SET TASK: Within the records below, find each line that holds the string "CRFs", then copy it.

________________

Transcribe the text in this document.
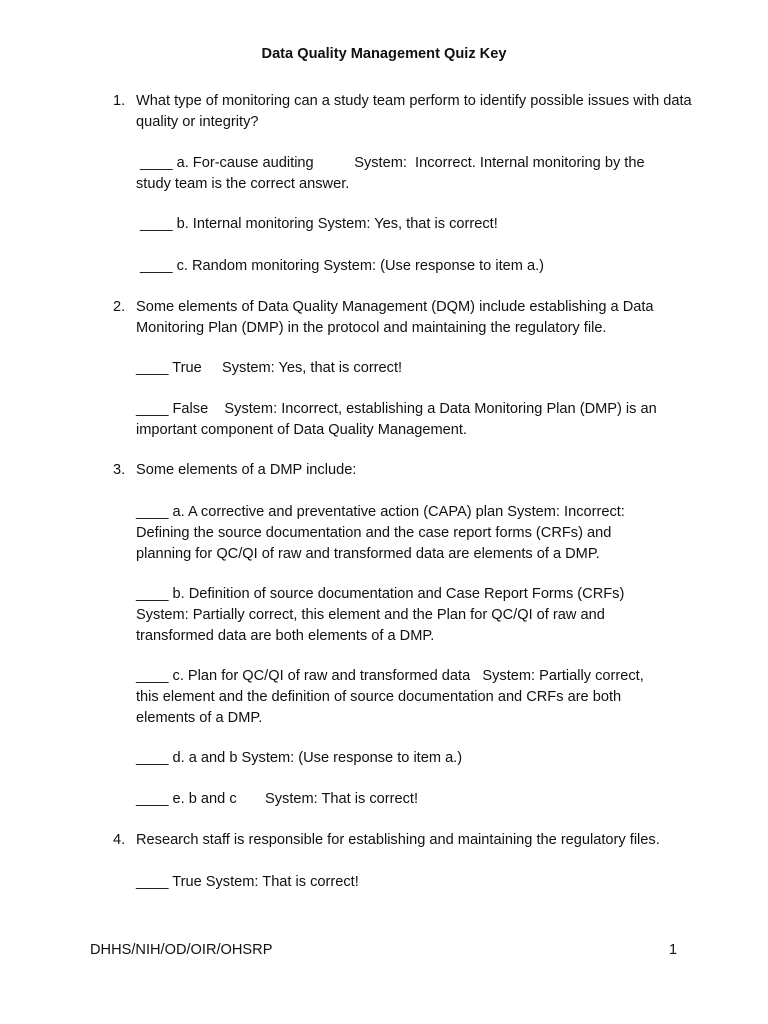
Data Quality Management Quiz Key
1. What type of monitoring can a study team perform to identify possible issues with data quality or integrity?
____ a. For-cause auditing          System:  Incorrect. Internal monitoring by the
study team is the correct answer.
____ b. Internal monitoring System: Yes, that is correct!
____ c. Random monitoring System: (Use response to item a.)
2. Some elements of Data Quality Management (DQM) include establishing a Data Monitoring Plan (DMP) in the protocol and maintaining the regulatory file.
____ True     System: Yes, that is correct!
____ False    System: Incorrect, establishing a Data Monitoring Plan (DMP) is an
important component of Data Quality Management.
3. Some elements of a DMP include:
____ a. A corrective and preventative action (CAPA) plan System: Incorrect:
Defining the source documentation and the case report forms (CRFs) and
planning for QC/QI of raw and transformed data are elements of a DMP.
____ b. Definition of source documentation and Case Report Forms (CRFs)
System: Partially correct, this element and the Plan for QC/QI of raw and
transformed data are both elements of a DMP.
____ c. Plan for QC/QI of raw and transformed data   System: Partially correct,
this element and the definition of source documentation and CRFs are both
elements of a DMP.
____ d. a and b System: (Use response to item a.)
____ e. b and c       System: That is correct!
4. Research staff is responsible for establishing and maintaining the regulatory files.
____ True System: That is correct!
DHHS/NIH/OD/OIR/OHSRP	1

________________

THE RESULT:
Defining the source documentation and the case report forms (CRFs) and
____ b. Definition of source documentation and Case Report Forms (CRFs)
this element and the definition of source documentation and CRFs are both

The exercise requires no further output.